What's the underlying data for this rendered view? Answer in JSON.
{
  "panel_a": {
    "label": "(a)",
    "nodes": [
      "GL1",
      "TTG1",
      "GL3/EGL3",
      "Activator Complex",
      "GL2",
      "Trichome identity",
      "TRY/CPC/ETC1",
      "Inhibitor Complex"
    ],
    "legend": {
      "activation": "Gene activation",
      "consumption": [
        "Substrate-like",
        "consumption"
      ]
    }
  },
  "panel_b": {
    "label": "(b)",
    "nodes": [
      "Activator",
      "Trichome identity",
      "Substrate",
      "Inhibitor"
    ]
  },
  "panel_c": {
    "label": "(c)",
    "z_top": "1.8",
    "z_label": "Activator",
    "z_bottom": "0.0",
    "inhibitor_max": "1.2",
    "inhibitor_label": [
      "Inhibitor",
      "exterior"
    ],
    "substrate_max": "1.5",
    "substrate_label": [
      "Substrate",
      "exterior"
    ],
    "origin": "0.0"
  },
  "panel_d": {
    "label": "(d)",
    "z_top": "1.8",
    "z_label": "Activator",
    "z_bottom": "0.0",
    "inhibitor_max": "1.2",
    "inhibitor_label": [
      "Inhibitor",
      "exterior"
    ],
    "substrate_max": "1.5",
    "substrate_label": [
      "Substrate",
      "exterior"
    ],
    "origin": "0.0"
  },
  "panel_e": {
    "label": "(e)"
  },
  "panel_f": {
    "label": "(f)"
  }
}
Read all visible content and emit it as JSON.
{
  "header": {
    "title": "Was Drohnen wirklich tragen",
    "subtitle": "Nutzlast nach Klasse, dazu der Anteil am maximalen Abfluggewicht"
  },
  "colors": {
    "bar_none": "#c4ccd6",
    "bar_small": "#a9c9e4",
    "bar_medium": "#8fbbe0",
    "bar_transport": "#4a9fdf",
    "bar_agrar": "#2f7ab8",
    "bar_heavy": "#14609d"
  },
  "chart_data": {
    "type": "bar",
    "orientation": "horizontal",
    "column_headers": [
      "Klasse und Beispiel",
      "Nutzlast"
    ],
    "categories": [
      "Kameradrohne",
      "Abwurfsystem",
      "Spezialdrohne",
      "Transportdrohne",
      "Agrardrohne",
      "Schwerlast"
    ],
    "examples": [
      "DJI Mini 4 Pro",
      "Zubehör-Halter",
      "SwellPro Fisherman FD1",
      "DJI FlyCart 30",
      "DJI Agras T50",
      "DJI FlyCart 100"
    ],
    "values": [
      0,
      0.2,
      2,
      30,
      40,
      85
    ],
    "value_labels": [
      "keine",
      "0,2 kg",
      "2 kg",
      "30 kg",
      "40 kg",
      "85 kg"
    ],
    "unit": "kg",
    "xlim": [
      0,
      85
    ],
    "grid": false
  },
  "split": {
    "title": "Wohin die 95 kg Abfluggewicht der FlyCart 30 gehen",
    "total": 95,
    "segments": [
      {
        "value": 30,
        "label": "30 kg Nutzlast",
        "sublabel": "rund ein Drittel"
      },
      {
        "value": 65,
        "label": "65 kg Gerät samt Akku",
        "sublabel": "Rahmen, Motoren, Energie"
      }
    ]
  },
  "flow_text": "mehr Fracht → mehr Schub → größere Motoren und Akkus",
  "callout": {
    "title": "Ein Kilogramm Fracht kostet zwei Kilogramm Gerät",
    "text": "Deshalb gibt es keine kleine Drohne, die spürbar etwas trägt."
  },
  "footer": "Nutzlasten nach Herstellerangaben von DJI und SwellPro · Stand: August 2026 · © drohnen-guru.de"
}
◇ ◇ ◇ ◇
## Challenge
Extract each line of the material exactly as it stands.

## Correct output
What's the underlying data for this rendered view? Answer in JSON.
{
  "panel_a": {
    "label": "(a)",
    "nodes": [
      "GL1",
      "TTG1",
      "GL3/EGL3",
      "Activator Complex",
      "GL2",
      "Trichome identity",
      "TRY/CPC/ETC1",
      "Inhibitor Complex"
    ],
    "legend": {
      "activation": "Gene activation",
      "consumption": [
        "Substrate-like",
        "consumption"
      ]
    }
  },
  "panel_b": {
    "label": "(b)",
    "nodes": [
      "Activator",
      "Trichome identity",
      "Substrate",
      "Inhibitor"
    ]
  },
  "panel_c": {
    "label": "(c)",
    "z_top": "1.8",
    "z_label": "Activator",
    "z_bottom": "0.0",
    "inhibitor_max": "1.2",
    "inhibitor_label": [
      "Inhibitor",
      "exterior"
    ],
    "substrate_max": "1.5",
    "substrate_label": [
      "Substrate",
      "exterior"
    ],
    "origin": "0.0"
  },
  "panel_d": {
    "label": "(d)",
    "z_top": "1.8",
    "z_label": "Activator",
    "z_bottom": "0.0",
    "inhibitor_max": "1.2",
    "inhibitor_label": [
      "Inhibitor",
      "exterior"
    ],
    "substrate_max": "1.5",
    "substrate_label": [
      "Substrate",
      "exterior"
    ],
    "origin": "0.0"
  },
  "panel_e": {
    "label": "(e)"
  },
  "panel_f": {
    "label": "(f)"
  }
}
Read all visible content and emit it as JSON.
{
  "header": {
    "title": "Was Drohnen wirklich tragen",
    "subtitle": "Nutzlast nach Klasse, dazu der Anteil am maximalen Abfluggewicht"
  },
  "colors": {
    "bar_none": "#c4ccd6",
    "bar_small": "#a9c9e4",
    "bar_medium": "#8fbbe0",
    "bar_transport": "#4a9fdf",
    "bar_agrar": "#2f7ab8",
    "bar_heavy": "#14609d"
  },
  "chart_data": {
    "type": "bar",
    "orientation": "horizontal",
    "column_headers": [
      "Klasse und Beispiel",
      "Nutzlast"
    ],
    "categories": [
      "Kameradrohne",
      "Abwurfsystem",
      "Spezialdrohne",
      "Transportdrohne",
      "Agrardrohne",
      "Schwerlast"
    ],
    "examples": [
      "DJI Mini 4 Pro",
      "Zubehör-Halter",
      "SwellPro Fisherman FD1",
      "DJI FlyCart 30",
      "DJI Agras T50",
      "DJI FlyCart 100"
    ],
    "values": [
      0,
      0.2,
      2,
      30,
      40,
      85
    ],
    "value_labels": [
      "keine",
      "0,2 kg",
      "2 kg",
      "30 kg",
      "40 kg",
      "85 kg"
    ],
    "unit": "kg",
    "xlim": [
      0,
      85
    ],
    "grid": false
  },
  "split": {
    "title": "Wohin die 95 kg Abfluggewicht der FlyCart 30 gehen",
    "total": 95,
    "segments": [
      {
        "value": 30,
        "label": "30 kg Nutzlast",
        "sublabel": "rund ein Drittel"
      },
      {
        "value": 65,
        "label": "65 kg Gerät samt Akku",
        "sublabel": "Rahmen, Motoren, Energie"
      }
    ]
  },
  "flow_text": "mehr Fracht → mehr Schub → größere Motoren und Akkus",
  "callout": {
    "title": "Ein Kilogramm Fracht kostet zwei Kilogramm Gerät",
    "text": "Deshalb gibt es keine kleine Drohne, die spürbar etwas trägt."
  },
  "footer": "Nutzlasten nach Herstellerangaben von DJI und SwellPro · Stand: August 2026 · © drohnen-guru.de"
}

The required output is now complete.